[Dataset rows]
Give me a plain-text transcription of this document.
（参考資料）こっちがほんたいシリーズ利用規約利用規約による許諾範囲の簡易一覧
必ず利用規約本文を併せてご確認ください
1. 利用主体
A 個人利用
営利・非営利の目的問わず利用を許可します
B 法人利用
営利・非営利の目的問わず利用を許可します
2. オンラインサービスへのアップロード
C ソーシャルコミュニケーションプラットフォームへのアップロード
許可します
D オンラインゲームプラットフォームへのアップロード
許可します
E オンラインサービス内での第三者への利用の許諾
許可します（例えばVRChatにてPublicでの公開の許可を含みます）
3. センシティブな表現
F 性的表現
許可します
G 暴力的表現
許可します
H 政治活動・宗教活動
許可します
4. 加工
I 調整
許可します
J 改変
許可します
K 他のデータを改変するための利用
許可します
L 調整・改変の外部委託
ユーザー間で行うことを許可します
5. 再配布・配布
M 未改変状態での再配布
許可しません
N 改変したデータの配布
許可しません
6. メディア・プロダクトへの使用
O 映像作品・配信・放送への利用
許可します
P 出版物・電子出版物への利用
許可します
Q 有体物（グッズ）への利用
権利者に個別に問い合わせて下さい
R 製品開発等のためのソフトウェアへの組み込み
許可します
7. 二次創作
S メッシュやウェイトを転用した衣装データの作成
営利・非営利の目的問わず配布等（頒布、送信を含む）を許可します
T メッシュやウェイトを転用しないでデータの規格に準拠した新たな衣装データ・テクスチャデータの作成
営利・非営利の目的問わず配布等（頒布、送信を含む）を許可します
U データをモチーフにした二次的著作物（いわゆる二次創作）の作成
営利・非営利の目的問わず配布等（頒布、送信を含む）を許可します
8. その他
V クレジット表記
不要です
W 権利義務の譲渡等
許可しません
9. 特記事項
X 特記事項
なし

*Given request*: Reproduce the material precisely, including every line.

*Completed exercise*:
Give me a plain-text transcription of this document.
（参考資料）こっちがほんたいシリーズ利用規約利用規約による許諾範囲の簡易一覧
必ず利用規約本文を併せてご確認ください
1. 利用主体
A 個人利用
営利・非営利の目的問わず利用を許可します
B 法人利用
営利・非営利の目的問わず利用を許可します
2. オンラインサービスへのアップロード
C ソーシャルコミュニケーションプラットフォームへのアップロード
許可します
D オンラインゲームプラットフォームへのアップロード
許可します
E オンラインサービス内での第三者への利用の許諾
許可します（例えばVRChatにてPublicでの公開の許可を含みます）
3. センシティブな表現
F 性的表現
許可します
G 暴力的表現
許可します
H 政治活動・宗教活動
許可します
4. 加工
I 調整
許可します
J 改変
許可します
K 他のデータを改変するための利用
許可します
L 調整・改変の外部委託
ユーザー間で行うことを許可します
5. 再配布・配布
M 未改変状態での再配布
許可しません
N 改変したデータの配布
許可しません
6. メディア・プロダクトへの使用
O 映像作品・配信・放送への利用
許可します
P 出版物・電子出版物への利用
許可します
Q 有体物（グッズ）への利用
権利者に個別に問い合わせて下さい
R 製品開発等のためのソフトウェアへの組み込み
許可します
7. 二次創作
S メッシュやウェイトを転用した衣装データの作成
営利・非営利の目的問わず配布等（頒布、送信を含む）を許可します
T メッシュやウェイトを転用しないでデータの規格に準拠した新たな衣装データ・テクスチャデータの作成
営利・非営利の目的問わず配布等（頒布、送信を含む）を許可します
U データをモチーフにした二次的著作物（いわゆる二次創作）の作成
営利・非営利の目的問わず配布等（頒布、送信を含む）を許可します
8. その他
V クレジット表記
不要です
W 権利義務の譲渡等
許可しません
9. 特記事項
X 特記事項
なし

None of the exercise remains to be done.